● **ЗАДАНИЯ**:
- A) Выпишите все фамилии людей, которые упоминаются в самой речи Урусова, без учета заголовка и строки с именем адвоката.
- B) Почему в речи Урусова автор отказывается верить слухам, будто свидетели, готовые показать о близости с Дмитриевой, принадлежат к военному званию?

Речь А. И. Урусова в защиту Дмитриевой по делу Дмитриевой и Каструбо-Карицкого

Адвокат Урусов А. И.

Карицкий, отвергая свою связь, усиливался путем различных инси­нуаций бросить тень то на того, то на другого из свидетелей. Ходи­ли даже слухи, будто он выставил свидетелей, готовых показать о близких отношениях их с Дмитриевой. Говорили даже — но я отказываюсь тому верить — будто эти лица принадлежат к воен­ному званию. Я никогда не позволю себе думать, чтобы человек, имеющий честь носить мундир русского офицера, мог являться на суд для того только, чтобы уверять, что он воспользовался ласками женщины. Я убежден, что нигде и никогда общество русских офи­церов не потерпит поступка, который, во всяком случае, недостоин порядочного человека. Всякий согласится, что армия без чувства была бы только сборищем вооруженных людей, опасных для обще­ственного спокойствия. Конечно, ничего подобного этим слухам не было на суде; что же касается грязных инсинуаций Карицкого и намеков или мнений, полученных из третьих рук, то все это комки грязи, пролетевшие мимо и оставившие следы на руках бросившего их. Карицкому все это нужно было для доказательства того, что он не был в связи с Дмитриевой. Если бы рассказ Дмитриевой не ды­шал правдою, находя подтверждение во всех обстоятельствах дела, достаточно было бы вспомнить письмо Дмитриевой, случайно по­павшее в руки врачу Каменеву и начинавшееся словами: «Милый Николай, ты...», или хотя свидетельство Царьковой. Да разве все дело не наполнено подробностями, совокупность которых не оста­вляет ни малейшего сомнения в факте связи, известной, впрочем, всем и каждому в Рязани?

● **ВЫБОРКА ДАННЫХ**:
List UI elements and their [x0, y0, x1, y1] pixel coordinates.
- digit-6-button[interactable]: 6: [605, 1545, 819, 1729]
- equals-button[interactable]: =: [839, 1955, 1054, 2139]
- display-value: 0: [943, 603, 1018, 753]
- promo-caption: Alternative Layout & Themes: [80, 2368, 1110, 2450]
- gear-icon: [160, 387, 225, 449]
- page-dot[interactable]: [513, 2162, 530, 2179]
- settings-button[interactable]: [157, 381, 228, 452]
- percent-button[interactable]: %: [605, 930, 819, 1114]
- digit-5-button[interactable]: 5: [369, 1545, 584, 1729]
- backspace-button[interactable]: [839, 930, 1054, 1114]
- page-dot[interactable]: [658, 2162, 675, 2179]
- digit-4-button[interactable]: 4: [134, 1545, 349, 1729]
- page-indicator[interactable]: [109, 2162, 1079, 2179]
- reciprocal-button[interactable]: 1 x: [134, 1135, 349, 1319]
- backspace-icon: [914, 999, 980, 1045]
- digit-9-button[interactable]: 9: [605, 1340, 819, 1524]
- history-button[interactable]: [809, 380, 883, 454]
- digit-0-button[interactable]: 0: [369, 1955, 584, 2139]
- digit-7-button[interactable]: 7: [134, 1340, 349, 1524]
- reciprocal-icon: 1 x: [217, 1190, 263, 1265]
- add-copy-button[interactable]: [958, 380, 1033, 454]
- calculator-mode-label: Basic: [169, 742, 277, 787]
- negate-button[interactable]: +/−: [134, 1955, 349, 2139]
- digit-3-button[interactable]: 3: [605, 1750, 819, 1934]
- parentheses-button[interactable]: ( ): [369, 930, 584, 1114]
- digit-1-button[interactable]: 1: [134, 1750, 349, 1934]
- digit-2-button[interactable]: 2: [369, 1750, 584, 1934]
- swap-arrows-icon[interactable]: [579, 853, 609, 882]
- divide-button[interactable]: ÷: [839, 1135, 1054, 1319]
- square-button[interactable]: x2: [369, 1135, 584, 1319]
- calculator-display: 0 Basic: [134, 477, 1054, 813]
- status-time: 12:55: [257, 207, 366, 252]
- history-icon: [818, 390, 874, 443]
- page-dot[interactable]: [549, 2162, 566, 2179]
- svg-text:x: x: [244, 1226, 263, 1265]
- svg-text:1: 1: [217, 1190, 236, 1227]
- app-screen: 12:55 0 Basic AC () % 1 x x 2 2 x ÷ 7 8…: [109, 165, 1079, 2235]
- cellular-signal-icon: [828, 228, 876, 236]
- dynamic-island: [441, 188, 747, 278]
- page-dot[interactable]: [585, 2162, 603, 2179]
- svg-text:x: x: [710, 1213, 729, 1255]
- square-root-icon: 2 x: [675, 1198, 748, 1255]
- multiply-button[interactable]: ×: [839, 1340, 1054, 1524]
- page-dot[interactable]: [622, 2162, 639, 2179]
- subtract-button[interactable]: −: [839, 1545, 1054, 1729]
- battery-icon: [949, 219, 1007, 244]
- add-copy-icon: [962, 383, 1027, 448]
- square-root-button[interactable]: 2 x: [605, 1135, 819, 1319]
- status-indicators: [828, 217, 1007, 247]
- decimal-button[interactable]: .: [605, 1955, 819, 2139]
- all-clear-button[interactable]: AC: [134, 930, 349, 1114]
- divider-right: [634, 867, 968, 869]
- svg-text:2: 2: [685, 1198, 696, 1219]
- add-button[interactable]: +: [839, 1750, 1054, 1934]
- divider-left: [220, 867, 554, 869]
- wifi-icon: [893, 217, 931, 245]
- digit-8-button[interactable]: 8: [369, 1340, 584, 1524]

● **ОТВЕТЫ**:
- A) Карицкий, Дмитриева, Каменев, Царькова

- B) Он не допускает мысли, что человек, имеющий честь носить мундир русского офицера, придет в суд только затем, чтобы уверять, что воспользовался ласками женщины. Он убежден, что общество русских офицеров нигде и никогда не потерпит такого поступка, недостойного порядочного человека.